Written task ▸ Write every line out verbatim and omit the pictures.

Information shown ▸

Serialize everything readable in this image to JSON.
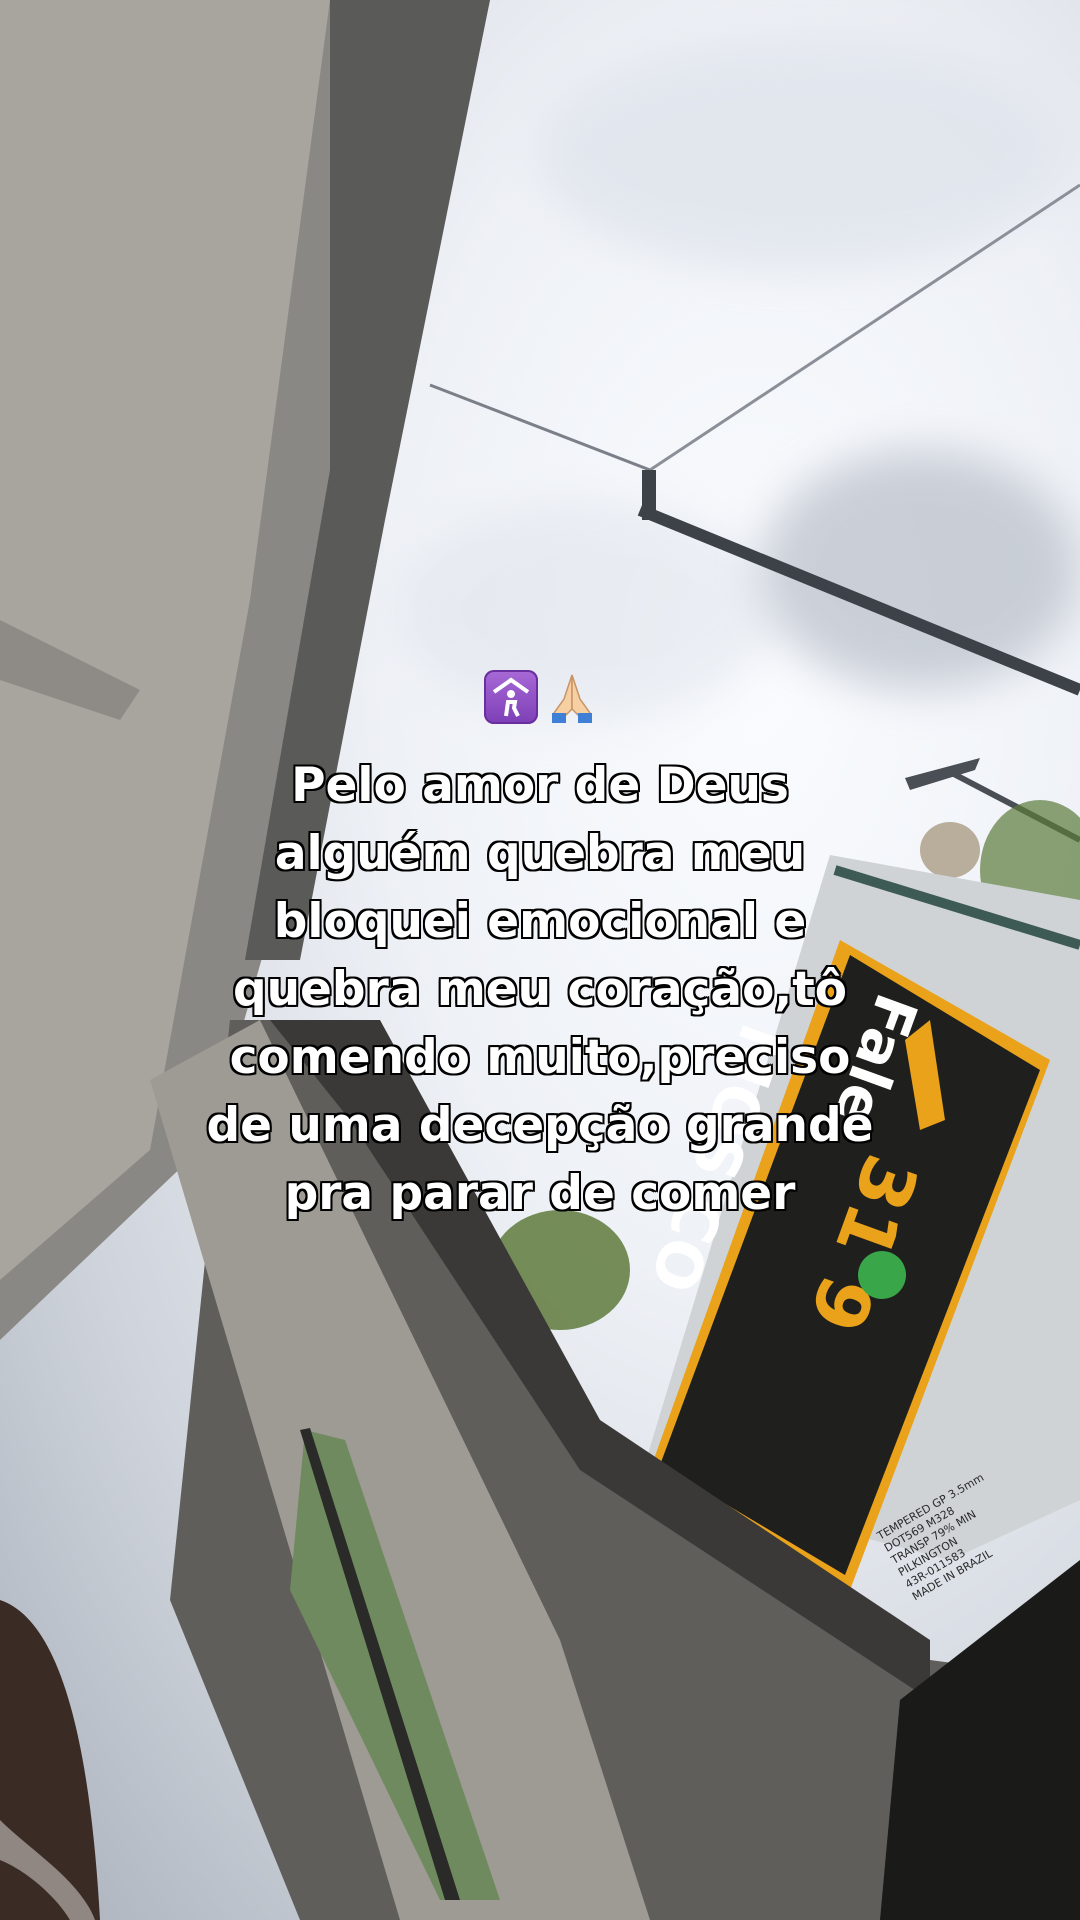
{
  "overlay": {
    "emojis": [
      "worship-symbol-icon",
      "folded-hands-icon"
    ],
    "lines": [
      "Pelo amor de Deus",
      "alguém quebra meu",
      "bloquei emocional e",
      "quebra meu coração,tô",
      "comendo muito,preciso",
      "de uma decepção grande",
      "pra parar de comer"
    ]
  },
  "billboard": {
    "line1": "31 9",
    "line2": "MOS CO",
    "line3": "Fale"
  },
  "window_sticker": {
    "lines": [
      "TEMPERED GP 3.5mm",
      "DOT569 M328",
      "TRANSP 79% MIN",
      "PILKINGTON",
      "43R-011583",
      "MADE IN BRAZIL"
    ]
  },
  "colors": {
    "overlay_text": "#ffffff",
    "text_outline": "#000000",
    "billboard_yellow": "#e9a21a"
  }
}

Answer to this exercise ▸
Serialize everything readable in this image to JSON.
{
  "overlay": {
    "emojis": [
      "worship-symbol-icon",
      "folded-hands-icon"
    ],
    "lines": [
      "Pelo amor de Deus",
      "alguém quebra meu",
      "bloquei emocional e",
      "quebra meu coração,tô",
      "comendo muito,preciso",
      "de uma decepção grande",
      "pra parar de comer"
    ]
  },
  "billboard": {
    "line1": "31 9",
    "line2": "MOS CO",
    "line3": "Fale"
  },
  "window_sticker": {
    "lines": [
      "TEMPERED GP 3.5mm",
      "DOT569 M328",
      "TRANSP 79% MIN",
      "PILKINGTON",
      "43R-011583",
      "MADE IN BRAZIL"
    ]
  },
  "colors": {
    "overlay_text": "#ffffff",
    "text_outline": "#000000",
    "billboard_yellow": "#e9a21a"
  }
}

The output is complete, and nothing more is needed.